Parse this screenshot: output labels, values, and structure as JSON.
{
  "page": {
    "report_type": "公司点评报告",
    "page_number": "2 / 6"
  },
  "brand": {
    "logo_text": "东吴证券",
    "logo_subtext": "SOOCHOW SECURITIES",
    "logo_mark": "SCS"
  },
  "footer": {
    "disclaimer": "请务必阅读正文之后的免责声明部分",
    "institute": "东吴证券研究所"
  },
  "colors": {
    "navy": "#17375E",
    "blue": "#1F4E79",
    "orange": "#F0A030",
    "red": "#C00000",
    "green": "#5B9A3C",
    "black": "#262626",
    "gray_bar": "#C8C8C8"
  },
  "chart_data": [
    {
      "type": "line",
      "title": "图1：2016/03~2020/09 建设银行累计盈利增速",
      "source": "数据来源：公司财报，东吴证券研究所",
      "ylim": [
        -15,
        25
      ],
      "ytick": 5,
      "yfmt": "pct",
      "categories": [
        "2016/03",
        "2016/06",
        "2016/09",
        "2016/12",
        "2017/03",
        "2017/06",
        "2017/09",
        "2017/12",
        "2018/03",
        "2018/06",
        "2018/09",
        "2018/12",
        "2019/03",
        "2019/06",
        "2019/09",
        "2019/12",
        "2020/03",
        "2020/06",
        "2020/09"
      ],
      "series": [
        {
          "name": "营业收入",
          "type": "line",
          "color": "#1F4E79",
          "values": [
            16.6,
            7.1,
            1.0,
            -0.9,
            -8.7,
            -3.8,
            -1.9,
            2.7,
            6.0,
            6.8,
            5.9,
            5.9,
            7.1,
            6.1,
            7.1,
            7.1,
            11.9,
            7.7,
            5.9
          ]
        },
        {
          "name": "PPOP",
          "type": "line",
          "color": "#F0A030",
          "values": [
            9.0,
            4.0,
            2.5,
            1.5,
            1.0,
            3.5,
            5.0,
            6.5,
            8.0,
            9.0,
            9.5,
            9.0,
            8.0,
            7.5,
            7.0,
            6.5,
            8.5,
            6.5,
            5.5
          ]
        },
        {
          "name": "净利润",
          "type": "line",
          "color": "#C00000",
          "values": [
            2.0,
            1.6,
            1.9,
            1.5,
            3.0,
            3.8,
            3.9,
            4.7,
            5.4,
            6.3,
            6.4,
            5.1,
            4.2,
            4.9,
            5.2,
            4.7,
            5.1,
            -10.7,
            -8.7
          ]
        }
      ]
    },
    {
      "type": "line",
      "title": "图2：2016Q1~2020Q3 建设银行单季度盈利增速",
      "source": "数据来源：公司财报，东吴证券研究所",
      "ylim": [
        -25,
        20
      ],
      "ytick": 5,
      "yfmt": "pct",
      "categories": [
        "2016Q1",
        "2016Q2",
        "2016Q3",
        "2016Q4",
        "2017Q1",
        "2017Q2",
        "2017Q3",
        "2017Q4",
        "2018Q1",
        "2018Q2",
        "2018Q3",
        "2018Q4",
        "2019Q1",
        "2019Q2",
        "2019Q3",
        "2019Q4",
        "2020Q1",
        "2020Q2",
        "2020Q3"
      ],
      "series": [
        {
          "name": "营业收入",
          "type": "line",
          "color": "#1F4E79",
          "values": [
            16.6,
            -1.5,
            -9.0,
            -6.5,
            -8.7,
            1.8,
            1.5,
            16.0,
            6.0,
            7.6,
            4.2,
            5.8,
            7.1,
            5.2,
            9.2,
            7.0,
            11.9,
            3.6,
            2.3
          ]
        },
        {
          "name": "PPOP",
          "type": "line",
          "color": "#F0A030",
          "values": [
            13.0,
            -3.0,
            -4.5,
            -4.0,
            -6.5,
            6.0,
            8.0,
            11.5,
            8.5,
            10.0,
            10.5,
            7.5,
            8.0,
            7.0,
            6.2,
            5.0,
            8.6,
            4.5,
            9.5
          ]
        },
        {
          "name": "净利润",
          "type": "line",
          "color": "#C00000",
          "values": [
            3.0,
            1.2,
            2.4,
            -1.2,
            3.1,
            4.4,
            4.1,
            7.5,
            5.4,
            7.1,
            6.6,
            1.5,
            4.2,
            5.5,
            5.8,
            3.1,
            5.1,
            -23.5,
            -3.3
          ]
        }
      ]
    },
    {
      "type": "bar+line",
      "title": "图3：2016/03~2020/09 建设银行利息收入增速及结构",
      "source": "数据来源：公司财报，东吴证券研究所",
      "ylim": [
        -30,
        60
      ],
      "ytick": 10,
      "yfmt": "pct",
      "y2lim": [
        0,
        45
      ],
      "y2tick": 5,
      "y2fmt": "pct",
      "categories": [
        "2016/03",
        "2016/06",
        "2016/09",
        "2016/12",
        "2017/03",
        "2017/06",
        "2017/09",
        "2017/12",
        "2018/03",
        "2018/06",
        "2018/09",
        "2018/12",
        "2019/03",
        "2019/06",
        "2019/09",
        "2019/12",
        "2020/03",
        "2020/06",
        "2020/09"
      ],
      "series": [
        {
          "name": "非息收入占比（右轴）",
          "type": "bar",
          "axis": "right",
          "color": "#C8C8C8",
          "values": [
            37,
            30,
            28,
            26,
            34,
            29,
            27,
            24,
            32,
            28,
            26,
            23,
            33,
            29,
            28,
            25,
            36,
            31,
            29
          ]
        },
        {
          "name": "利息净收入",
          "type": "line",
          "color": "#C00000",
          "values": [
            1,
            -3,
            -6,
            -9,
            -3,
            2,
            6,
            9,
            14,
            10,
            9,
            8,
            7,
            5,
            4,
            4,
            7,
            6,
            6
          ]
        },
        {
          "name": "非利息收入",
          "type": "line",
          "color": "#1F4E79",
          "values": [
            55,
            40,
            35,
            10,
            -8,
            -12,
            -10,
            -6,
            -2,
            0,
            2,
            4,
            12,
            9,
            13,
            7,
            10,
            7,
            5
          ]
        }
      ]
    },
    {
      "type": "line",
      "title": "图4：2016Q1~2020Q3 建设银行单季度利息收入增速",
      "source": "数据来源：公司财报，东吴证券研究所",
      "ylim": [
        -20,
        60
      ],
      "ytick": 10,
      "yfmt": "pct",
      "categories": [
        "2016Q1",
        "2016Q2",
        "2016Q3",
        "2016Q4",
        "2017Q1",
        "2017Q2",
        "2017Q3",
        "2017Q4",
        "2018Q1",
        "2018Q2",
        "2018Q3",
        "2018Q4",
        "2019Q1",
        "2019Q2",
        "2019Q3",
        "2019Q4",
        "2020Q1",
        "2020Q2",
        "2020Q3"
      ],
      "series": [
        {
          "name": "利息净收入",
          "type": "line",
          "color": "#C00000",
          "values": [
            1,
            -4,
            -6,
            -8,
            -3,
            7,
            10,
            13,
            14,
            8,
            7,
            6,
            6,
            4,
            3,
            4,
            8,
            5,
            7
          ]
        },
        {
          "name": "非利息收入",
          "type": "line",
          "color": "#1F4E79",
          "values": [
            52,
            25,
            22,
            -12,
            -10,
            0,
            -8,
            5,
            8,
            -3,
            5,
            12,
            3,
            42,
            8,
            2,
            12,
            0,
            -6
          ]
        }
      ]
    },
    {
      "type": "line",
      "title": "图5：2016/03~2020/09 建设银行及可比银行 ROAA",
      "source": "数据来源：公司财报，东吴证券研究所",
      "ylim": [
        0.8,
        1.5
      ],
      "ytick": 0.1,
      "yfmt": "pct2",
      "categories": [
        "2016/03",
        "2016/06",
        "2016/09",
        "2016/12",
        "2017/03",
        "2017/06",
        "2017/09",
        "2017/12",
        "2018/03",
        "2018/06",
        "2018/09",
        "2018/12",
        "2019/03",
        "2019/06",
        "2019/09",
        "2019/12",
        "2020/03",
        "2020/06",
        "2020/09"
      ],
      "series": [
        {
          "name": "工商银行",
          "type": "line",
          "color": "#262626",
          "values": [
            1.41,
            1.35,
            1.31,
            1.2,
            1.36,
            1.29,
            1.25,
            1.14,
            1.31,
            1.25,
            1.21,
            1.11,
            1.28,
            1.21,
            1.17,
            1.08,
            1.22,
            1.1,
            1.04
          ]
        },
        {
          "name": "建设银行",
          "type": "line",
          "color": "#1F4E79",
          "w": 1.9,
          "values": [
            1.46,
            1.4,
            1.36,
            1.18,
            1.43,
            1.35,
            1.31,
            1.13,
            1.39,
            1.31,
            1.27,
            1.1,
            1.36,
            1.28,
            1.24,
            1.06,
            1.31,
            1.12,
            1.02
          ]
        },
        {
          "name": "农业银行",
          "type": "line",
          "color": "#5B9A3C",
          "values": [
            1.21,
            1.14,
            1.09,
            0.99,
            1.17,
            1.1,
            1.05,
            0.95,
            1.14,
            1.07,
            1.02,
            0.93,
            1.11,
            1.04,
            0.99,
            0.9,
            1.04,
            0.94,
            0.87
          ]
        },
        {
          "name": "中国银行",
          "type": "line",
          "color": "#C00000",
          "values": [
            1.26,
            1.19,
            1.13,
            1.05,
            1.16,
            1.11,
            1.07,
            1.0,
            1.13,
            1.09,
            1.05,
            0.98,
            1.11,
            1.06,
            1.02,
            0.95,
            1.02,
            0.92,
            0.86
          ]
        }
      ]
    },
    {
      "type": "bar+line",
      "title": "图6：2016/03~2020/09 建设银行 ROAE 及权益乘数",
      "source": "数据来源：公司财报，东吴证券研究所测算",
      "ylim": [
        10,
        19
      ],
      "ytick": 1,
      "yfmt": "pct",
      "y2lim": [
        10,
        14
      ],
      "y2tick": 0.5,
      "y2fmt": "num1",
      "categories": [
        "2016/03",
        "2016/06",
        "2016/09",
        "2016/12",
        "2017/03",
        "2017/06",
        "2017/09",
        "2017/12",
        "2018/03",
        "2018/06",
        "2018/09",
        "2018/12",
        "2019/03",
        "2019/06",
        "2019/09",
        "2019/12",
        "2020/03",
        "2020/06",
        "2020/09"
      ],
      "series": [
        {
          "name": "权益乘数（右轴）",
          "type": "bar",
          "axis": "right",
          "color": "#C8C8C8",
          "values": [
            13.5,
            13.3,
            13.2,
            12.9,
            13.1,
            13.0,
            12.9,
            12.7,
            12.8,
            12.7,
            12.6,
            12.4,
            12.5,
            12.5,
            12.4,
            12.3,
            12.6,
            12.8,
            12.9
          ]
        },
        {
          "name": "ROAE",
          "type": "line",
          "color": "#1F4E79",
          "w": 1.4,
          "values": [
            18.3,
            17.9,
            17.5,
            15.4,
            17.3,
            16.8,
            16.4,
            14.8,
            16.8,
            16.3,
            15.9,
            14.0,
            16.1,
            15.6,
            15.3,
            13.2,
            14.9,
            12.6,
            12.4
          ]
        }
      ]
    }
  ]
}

*Task to complete*.
What is the number of lines in this material that hold the string "ROAE"? Answer with that number only.

*The result*.
2